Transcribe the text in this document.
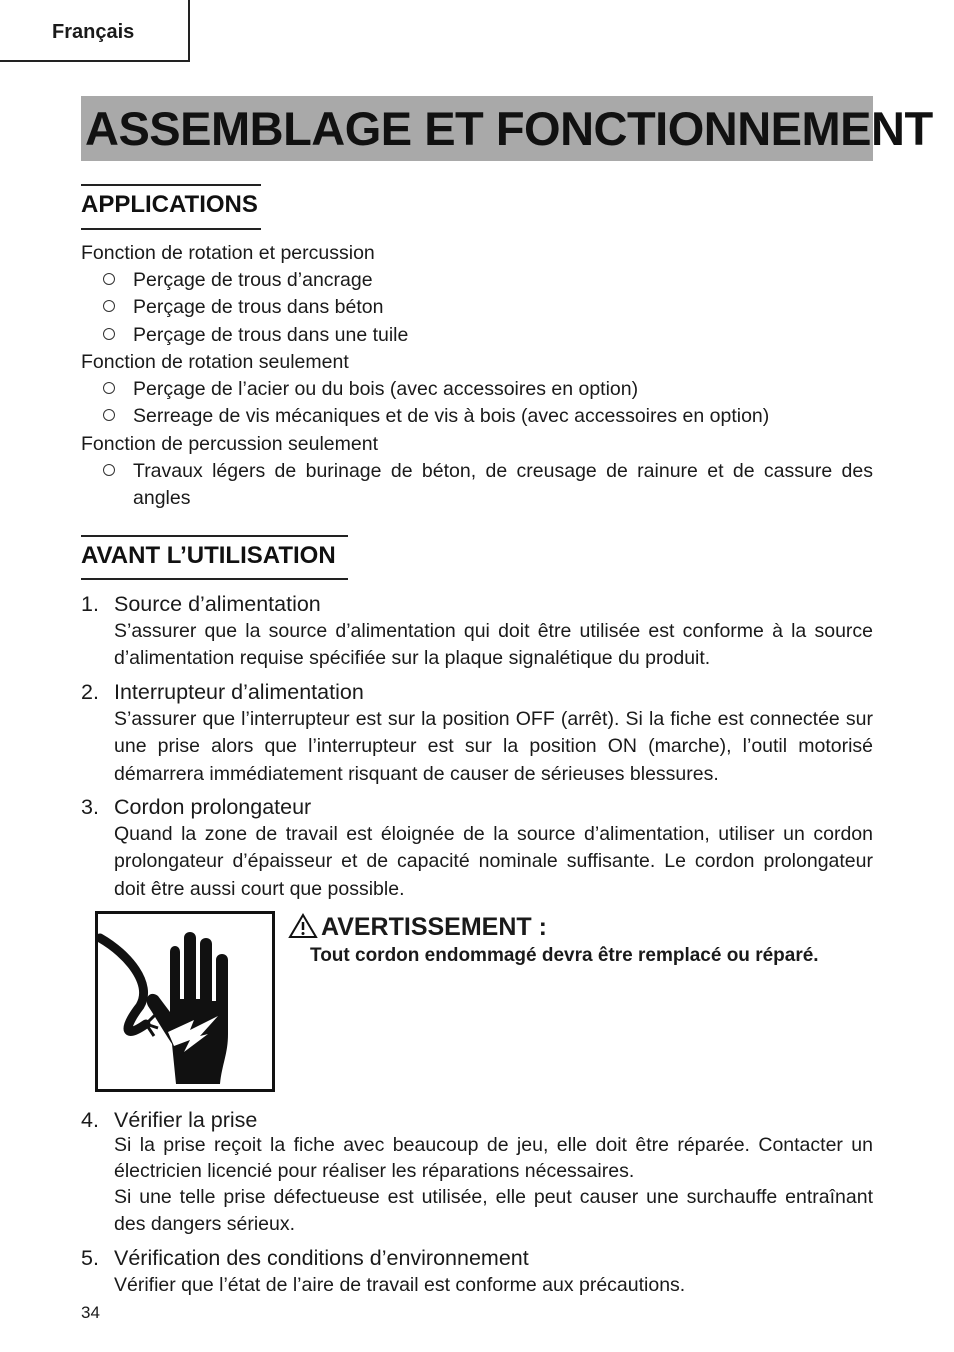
Français
ASSEMBLAGE ET FONCTIONNEMENT
APPLICATIONS
Fonction de rotation et percussion
Perçage de trous d’ancrage
Perçage de trous dans béton
Perçage de trous dans une tuile
Fonction de rotation seulement
Perçage de l’acier ou du bois (avec accessoires en option)
Serreage de vis mécaniques et de vis à bois (avec accessoires en option)
Fonction de percussion seulement
Travaux légers de burinage de béton, de creusage de rainure et de cassure des angles
AVANT L’UTILISATION
1. Source d’alimentation
S’assurer que la source d’alimentation qui doit être utilisée est conforme à la source d’alimentation requise spécifiée sur la plaque signalétique du produit.
2. Interrupteur d’alimentation
S’assurer que l’interrupteur est sur la position OFF (arrêt). Si la fiche est connectée sur une prise alors que l’interrupteur est sur la position ON (marche), l’outil motorisé démarrera immédiatement risquant de causer de sérieuses blessures.
3. Cordon prolongateur
Quand la zone de travail est éloignée de la source d’alimentation, utiliser un cordon prolongateur d’épaisseur et de capacité nominale suffisante. Le cordon prolongateur doit être aussi court que possible.
AVERTISSEMENT :
Tout cordon endommagé devra être remplacé ou réparé.
4. Vérifier la prise
Si la prise reçoit la fiche avec beaucoup de jeu, elle doit être réparée. Contacter un électricien licencié pour réaliser les réparations nécessaires.
Si une telle prise défectueuse est utilisée, elle peut causer une surchauffe entraînant des dangers sérieux.
5. Vérification des conditions d’environnement
Vérifier que l’état de l’aire de travail est conforme aux précautions.
34
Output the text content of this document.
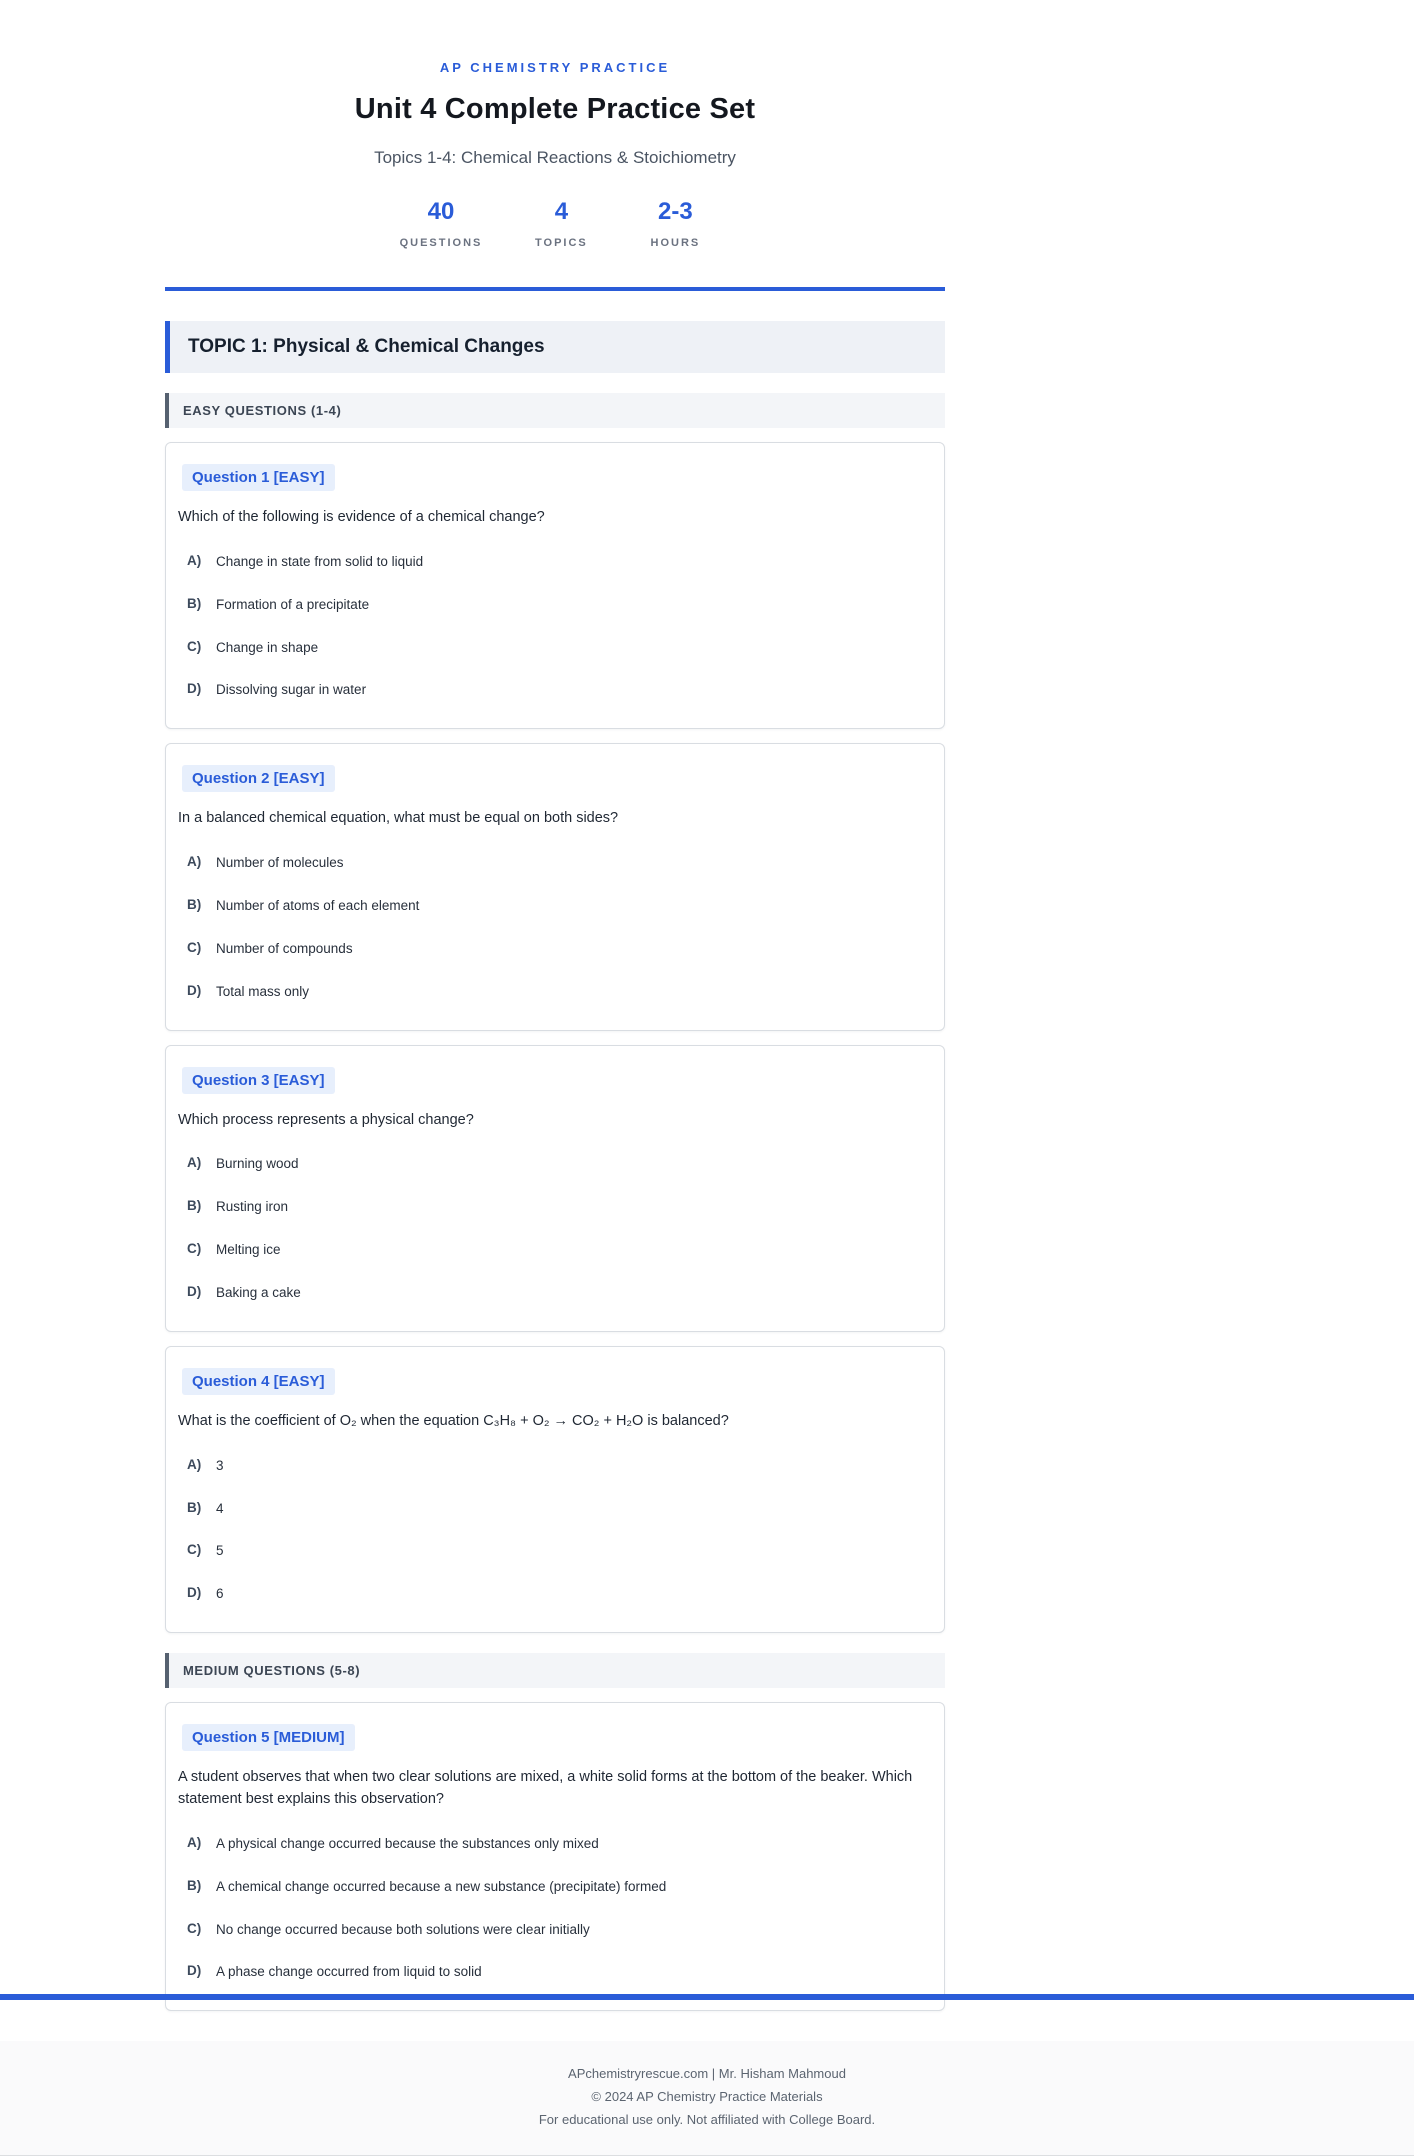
AP CHEMISTRY PRACTICE
Unit 4 Complete Practice Set
Topics 1-4: Chemical Reactions & Stoichiometry
40
QUESTIONS
4
TOPICS
2-3
HOURS
TOPIC 1: Physical & Chemical Changes
EASY QUESTIONS (1-4)
Question 1 [EASY]

Which of the following is evidence of a chemical change?

A)	Change in state from solid to liquid
B)	Formation of a precipitate
C)	Change in shape
D)	Dissolving sugar in water
Question 2 [EASY]

In a balanced chemical equation, what must be equal on both sides?

A)	Number of molecules
B)	Number of atoms of each element
C)	Number of compounds
D)	Total mass only
Question 3 [EASY]

Which process represents a physical change?

A)	Burning wood
B)	Rusting iron
C)	Melting ice
D)	Baking a cake
Question 4 [EASY]

What is the coefficient of O₂ when the equation C₃H₈ + O₂ → CO₂ + H₂O is balanced?

A)	3
B)	4
C)	5
D)	6
MEDIUM QUESTIONS (5-8)
Question 5 [MEDIUM]

A student observes that when two clear solutions are mixed, a white solid forms at the bottom of the beaker. Which statement best explains this observation?

A)	A physical change occurred because the substances only mixed
B)	A chemical change occurred because a new substance (precipitate) formed
C)	No change occurred because both solutions were clear initially
D)	A phase change occurred from liquid to solid

APchemistryrescue.com | Mr. Hisham Mahmoud

© 2024 AP Chemistry Practice Materials

For educational use only. Not affiliated with College Board.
:::
• **EXERCISE PROMPT**: Repeat the material above in full and exactly, omitting the pictures.

• **WRITTEN RESPONSE**:
Transcribe the text in this document.
Français
ASSEMBLAGE ET FONCTIONNEMENT
APPLICATIONS
Fonction de rotation et percussion
Perçage de trous d’ancrage
Perçage de trous dans béton
Perçage de trous dans une tuile
Fonction de rotation seulement
Perçage de l’acier ou du bois (avec accessoires en option)
Serreage de vis mécaniques et de vis à bois (avec accessoires en option)
Fonction de percussion seulement
Travaux légers de burinage de béton, de creusage de rainure et de cassure des angles
AVANT L’UTILISATION
1. Source d’alimentation
S’assurer que la source d’alimentation qui doit être utilisée est conforme à la source d’alimentation requise spécifiée sur la plaque signalétique du produit.
2. Interrupteur d’alimentation
S’assurer que l’interrupteur est sur la position OFF (arrêt). Si la fiche est connectée sur une prise alors que l’interrupteur est sur la position ON (marche), l’outil motorisé démarrera immédiatement risquant de causer de sérieuses blessures.
3. Cordon prolongateur
Quand la zone de travail est éloignée de la source d’alimentation, utiliser un cordon prolongateur d’épaisseur et de capacité nominale suffisante. Le cordon prolongateur doit être aussi court que possible.
AVERTISSEMENT :
Tout cordon endommagé devra être remplacé ou réparé.
4. Vérifier la prise
Si la prise reçoit la fiche avec beaucoup de jeu, elle doit être réparée. Contacter un électricien licencié pour réaliser les réparations nécessaires.
Si une telle prise défectueuse est utilisée, elle peut causer une surchauffe entraînant des dangers sérieux.
5. Vérification des conditions d’environnement
Vérifier que l’état de l’aire de travail est conforme aux précautions.
34
Output the text content of this document.
AP CHEMISTRY PRACTICE
Unit 4 Complete Practice Set
Topics 1-4: Chemical Reactions & Stoichiometry
40
QUESTIONS
4
TOPICS
2-3
HOURS
TOPIC 1: Physical & Chemical Changes
EASY QUESTIONS (1-4)
Question 1 [EASY]

Which of the following is evidence of a chemical change?

A)	Change in state from solid to liquid
B)	Formation of a precipitate
C)	Change in shape
D)	Dissolving sugar in water
Question 2 [EASY]

In a balanced chemical equation, what must be equal on both sides?

A)	Number of molecules
B)	Number of atoms of each element
C)	Number of compounds
D)	Total mass only
Question 3 [EASY]

Which process represents a physical change?

A)	Burning wood
B)	Rusting iron
C)	Melting ice
D)	Baking a cake
Question 4 [EASY]

What is the coefficient of O₂ when the equation C₃H₈ + O₂ → CO₂ + H₂O is balanced?

A)	3
B)	4
C)	5
D)	6
MEDIUM QUESTIONS (5-8)
Question 5 [MEDIUM]

A student observes that when two clear solutions are mixed, a white solid forms at the bottom of the beaker. Which statement best explains this observation?

A)	A physical change occurred because the substances only mixed
B)	A chemical change occurred because a new substance (precipitate) formed
C)	No change occurred because both solutions were clear initially
D)	A phase change occurred from liquid to solid

APchemistryrescue.com | Mr. Hisham Mahmoud

© 2024 AP Chemistry Practice Materials

For educational use only. Not affiliated with College Board.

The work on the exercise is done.